Records drawn from a data source:
____

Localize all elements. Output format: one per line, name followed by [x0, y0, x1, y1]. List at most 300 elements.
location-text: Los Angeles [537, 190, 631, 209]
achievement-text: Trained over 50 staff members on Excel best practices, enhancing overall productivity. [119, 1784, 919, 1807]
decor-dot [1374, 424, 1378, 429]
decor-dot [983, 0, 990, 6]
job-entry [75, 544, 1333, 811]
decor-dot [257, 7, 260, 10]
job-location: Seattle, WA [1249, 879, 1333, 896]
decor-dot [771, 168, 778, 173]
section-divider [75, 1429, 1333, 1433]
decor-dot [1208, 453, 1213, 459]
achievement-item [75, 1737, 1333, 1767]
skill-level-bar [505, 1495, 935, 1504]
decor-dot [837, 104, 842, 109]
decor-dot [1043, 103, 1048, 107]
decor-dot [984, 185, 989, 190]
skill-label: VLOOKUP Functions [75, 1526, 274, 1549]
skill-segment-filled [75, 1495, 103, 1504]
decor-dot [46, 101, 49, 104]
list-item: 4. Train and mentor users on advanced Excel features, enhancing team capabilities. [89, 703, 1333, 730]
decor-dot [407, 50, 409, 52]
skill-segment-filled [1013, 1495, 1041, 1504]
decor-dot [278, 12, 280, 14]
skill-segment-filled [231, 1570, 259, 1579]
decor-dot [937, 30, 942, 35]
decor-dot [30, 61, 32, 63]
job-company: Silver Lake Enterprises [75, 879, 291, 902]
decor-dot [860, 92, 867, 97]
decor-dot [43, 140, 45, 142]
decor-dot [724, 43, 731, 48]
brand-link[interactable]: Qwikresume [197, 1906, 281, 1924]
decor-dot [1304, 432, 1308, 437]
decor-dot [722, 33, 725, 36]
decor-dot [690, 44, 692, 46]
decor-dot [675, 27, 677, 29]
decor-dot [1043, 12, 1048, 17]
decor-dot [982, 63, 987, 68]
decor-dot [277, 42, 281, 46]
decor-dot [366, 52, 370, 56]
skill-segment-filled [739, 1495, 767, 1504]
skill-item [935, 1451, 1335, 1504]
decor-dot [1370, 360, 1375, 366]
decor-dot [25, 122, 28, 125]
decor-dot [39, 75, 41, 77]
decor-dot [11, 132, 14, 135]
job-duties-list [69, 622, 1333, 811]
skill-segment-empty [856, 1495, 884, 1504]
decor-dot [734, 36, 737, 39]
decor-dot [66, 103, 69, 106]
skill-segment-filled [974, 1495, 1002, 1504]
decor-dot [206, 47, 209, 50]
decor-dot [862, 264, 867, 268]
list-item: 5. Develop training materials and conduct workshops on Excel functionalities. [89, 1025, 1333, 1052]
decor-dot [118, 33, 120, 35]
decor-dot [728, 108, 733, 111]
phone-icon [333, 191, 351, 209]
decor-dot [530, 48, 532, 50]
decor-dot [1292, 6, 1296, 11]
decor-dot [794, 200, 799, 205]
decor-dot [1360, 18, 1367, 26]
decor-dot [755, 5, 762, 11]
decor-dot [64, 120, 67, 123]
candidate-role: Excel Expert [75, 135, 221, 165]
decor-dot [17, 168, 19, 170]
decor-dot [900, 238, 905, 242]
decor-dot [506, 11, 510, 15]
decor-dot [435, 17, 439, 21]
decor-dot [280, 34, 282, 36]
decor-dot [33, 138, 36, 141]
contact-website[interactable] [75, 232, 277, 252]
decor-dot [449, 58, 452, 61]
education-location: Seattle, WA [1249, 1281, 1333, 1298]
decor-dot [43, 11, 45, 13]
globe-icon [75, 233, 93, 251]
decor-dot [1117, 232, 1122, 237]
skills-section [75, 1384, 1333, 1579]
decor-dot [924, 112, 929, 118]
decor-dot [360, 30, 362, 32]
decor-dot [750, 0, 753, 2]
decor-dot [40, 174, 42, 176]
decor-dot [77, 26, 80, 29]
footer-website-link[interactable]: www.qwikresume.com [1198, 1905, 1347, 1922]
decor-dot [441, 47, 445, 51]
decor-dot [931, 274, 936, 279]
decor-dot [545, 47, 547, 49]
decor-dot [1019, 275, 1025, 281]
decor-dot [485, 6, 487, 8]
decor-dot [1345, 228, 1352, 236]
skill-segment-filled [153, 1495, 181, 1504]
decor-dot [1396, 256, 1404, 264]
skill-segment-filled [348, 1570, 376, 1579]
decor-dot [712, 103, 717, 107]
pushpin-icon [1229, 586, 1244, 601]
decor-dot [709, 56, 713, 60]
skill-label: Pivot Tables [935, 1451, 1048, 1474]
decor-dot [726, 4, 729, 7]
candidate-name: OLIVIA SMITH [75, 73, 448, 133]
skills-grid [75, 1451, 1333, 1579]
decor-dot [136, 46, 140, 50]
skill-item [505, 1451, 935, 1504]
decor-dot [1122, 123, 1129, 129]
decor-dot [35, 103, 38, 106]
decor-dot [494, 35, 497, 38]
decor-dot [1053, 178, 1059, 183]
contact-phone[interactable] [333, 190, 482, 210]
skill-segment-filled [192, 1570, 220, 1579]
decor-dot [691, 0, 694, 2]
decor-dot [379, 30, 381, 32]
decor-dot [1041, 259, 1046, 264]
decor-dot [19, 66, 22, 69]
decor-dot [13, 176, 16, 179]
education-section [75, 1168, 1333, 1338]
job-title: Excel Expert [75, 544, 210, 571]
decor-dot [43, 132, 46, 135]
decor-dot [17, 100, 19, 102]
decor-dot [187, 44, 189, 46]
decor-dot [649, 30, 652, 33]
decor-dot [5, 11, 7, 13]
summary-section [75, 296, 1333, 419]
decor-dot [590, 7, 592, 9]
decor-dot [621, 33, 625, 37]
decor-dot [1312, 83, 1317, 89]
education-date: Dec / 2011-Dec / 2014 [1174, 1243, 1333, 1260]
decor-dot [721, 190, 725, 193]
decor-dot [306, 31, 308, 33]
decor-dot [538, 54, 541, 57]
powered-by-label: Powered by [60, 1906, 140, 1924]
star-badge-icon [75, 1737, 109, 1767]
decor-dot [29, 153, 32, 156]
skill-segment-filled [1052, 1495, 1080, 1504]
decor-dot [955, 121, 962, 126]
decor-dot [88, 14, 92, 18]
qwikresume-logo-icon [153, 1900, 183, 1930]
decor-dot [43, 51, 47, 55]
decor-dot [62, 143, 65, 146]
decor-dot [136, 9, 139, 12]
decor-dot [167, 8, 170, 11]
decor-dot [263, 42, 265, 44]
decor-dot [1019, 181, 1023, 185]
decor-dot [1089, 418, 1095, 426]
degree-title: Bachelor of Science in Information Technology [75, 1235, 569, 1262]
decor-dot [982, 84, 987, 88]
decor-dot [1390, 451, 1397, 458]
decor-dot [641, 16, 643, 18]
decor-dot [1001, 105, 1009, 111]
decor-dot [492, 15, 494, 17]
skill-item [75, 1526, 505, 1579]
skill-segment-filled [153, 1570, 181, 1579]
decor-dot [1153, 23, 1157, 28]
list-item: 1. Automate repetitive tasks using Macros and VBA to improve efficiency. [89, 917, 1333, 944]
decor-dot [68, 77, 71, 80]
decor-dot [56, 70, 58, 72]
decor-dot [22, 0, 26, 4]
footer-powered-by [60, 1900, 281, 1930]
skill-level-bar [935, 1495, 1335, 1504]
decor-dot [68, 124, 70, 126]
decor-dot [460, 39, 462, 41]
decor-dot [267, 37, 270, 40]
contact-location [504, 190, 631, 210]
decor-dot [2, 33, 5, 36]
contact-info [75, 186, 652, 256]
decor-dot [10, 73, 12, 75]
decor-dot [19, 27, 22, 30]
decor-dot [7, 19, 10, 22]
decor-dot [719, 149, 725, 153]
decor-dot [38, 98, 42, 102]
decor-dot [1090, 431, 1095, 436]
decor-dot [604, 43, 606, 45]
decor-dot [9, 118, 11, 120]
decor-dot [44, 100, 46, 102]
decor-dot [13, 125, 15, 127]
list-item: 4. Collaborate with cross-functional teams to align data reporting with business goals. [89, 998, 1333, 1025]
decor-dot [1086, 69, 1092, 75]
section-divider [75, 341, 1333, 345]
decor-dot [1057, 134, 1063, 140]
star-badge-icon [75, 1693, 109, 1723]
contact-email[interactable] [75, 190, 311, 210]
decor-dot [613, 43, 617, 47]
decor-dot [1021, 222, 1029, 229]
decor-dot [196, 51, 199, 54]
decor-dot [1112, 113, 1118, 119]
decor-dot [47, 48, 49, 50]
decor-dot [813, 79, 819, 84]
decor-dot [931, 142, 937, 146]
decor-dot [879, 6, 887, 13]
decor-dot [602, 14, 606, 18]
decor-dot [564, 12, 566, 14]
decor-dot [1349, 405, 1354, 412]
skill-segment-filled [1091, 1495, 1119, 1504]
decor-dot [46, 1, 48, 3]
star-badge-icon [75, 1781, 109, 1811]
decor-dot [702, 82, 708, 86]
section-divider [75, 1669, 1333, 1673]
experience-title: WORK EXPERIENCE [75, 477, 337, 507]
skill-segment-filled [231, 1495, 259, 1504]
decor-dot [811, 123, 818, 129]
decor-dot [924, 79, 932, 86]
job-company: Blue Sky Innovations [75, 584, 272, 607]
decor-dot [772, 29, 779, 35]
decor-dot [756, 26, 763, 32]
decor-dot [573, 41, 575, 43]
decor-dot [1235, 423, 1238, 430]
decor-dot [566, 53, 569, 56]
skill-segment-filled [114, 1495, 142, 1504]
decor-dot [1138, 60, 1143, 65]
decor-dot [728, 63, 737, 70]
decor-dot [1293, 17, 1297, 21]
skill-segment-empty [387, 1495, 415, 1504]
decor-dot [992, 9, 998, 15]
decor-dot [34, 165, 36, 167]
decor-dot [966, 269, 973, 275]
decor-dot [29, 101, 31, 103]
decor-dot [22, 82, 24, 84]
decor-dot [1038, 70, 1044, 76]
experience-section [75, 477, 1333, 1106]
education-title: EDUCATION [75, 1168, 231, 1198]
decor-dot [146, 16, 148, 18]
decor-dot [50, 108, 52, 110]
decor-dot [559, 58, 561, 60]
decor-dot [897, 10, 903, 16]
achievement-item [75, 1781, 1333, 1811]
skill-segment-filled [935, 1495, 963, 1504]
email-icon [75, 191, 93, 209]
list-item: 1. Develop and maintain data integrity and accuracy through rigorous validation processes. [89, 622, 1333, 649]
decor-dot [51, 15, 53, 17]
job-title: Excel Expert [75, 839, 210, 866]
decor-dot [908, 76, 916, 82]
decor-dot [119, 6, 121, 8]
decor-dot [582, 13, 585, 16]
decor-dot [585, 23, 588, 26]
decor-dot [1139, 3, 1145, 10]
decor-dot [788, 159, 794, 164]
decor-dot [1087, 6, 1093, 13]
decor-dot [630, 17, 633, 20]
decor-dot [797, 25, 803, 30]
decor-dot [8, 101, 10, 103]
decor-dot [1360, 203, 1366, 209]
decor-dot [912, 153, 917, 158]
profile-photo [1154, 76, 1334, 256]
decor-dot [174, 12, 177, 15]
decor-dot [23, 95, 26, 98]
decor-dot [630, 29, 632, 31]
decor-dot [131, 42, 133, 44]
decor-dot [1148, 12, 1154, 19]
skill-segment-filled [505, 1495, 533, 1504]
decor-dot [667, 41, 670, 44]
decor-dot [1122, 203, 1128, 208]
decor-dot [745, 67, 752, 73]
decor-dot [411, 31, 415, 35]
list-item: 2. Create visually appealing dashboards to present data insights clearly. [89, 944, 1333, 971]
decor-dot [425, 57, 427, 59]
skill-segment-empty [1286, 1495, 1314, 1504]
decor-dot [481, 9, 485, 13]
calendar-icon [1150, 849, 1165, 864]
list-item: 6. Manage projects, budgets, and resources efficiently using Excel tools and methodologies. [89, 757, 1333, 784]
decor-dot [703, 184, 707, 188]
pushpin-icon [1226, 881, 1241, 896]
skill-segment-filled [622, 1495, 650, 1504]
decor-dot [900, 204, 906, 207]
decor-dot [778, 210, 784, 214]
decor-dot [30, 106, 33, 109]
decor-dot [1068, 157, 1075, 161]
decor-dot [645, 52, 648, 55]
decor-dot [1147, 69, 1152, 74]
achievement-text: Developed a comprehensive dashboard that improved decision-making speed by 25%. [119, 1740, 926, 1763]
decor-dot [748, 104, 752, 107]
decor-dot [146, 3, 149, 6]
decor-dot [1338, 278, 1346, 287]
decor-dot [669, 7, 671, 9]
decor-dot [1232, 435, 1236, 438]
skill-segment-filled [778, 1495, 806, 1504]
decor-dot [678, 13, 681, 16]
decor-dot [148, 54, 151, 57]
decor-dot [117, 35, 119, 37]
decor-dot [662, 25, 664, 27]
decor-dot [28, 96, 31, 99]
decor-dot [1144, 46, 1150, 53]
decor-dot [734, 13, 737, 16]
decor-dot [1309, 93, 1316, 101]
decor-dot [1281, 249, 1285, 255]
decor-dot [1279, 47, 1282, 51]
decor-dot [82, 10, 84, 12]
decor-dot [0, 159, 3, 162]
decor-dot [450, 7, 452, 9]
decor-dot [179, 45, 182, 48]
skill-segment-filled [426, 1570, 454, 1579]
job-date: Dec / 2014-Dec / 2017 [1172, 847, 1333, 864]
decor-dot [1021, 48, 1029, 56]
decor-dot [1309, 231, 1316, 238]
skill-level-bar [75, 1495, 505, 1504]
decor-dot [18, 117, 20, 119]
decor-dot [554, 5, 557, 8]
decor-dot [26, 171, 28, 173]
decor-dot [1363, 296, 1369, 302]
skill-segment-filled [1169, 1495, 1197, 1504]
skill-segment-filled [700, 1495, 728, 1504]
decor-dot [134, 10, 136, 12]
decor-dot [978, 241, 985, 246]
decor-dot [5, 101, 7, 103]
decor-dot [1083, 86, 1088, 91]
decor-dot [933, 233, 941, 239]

____

### Work to be completed
Put each line from the beginning of the records up to and including the line that contains "decor-dot [66, 103, 69, 106]" into a JSON list of strings, with one string per line and blank lines omitted.

### The reply
[
  "Localize all elements. Output format: one per line, name followed by [x0, y0, x1, y1]. List at most 300 elements.",
  "location-text: Los Angeles [537, 190, 631, 209]",
  "achievement-text: Trained over 50 staff members on Excel best practices, enhancing overall productivity. [119, 1784, 919, 1807]",
  "decor-dot [1374, 424, 1378, 429]",
  "decor-dot [983, 0, 990, 6]",
  "job-entry [75, 544, 1333, 811]",
  "decor-dot [257, 7, 260, 10]",
  "job-location: Seattle, WA [1249, 879, 1333, 896]",
  "decor-dot [771, 168, 778, 173]",
  "section-divider [75, 1429, 1333, 1433]",
  "decor-dot [1208, 453, 1213, 459]",
  "achievement-item [75, 1737, 1333, 1767]",
  "skill-level-bar [505, 1495, 935, 1504]",
  "decor-dot [837, 104, 842, 109]",
  "decor-dot [1043, 103, 1048, 107]",
  "decor-dot [984, 185, 989, 190]",
  "skill-label: VLOOKUP Functions [75, 1526, 274, 1549]",
  "skill-segment-filled [75, 1495, 103, 1504]",
  "decor-dot [46, 101, 49, 104]",
  "list-item: 4. Train and mentor users on advanced Excel features, enhancing team capabilities. [89, 703, 1333, 730]",
  "decor-dot [407, 50, 409, 52]",
  "skill-segment-filled [1013, 1495, 1041, 1504]",
  "decor-dot [278, 12, 280, 14]",
  "skill-segment-filled [231, 1570, 259, 1579]",
  "decor-dot [937, 30, 942, 35]",
  "decor-dot [30, 61, 32, 63]",
  "job-company: Silver Lake Enterprises [75, 879, 291, 902]",
  "decor-dot [860, 92, 867, 97]",
  "decor-dot [43, 140, 45, 142]",
  "decor-dot [724, 43, 731, 48]",
  "brand-link[interactable]: Qwikresume [197, 1906, 281, 1924]",
  "decor-dot [1304, 432, 1308, 437]",
  "decor-dot [722, 33, 725, 36]",
  "decor-dot [690, 44, 692, 46]",
  "decor-dot [675, 27, 677, 29]",
  "decor-dot [1043, 12, 1048, 17]",
  "decor-dot [982, 63, 987, 68]",
  "decor-dot [277, 42, 281, 46]",
  "decor-dot [366, 52, 370, 56]",
  "skill-segment-filled [739, 1495, 767, 1504]",
  "skill-item [935, 1451, 1335, 1504]",
  "decor-dot [1370, 360, 1375, 366]",
  "decor-dot [25, 122, 28, 125]",
  "decor-dot [39, 75, 41, 77]",
  "decor-dot [11, 132, 14, 135]",
  "job-duties-list [69, 622, 1333, 811]",
  "skill-segment-empty [856, 1495, 884, 1504]",
  "decor-dot [734, 36, 737, 39]",
  "decor-dot [66, 103, 69, 106]"
]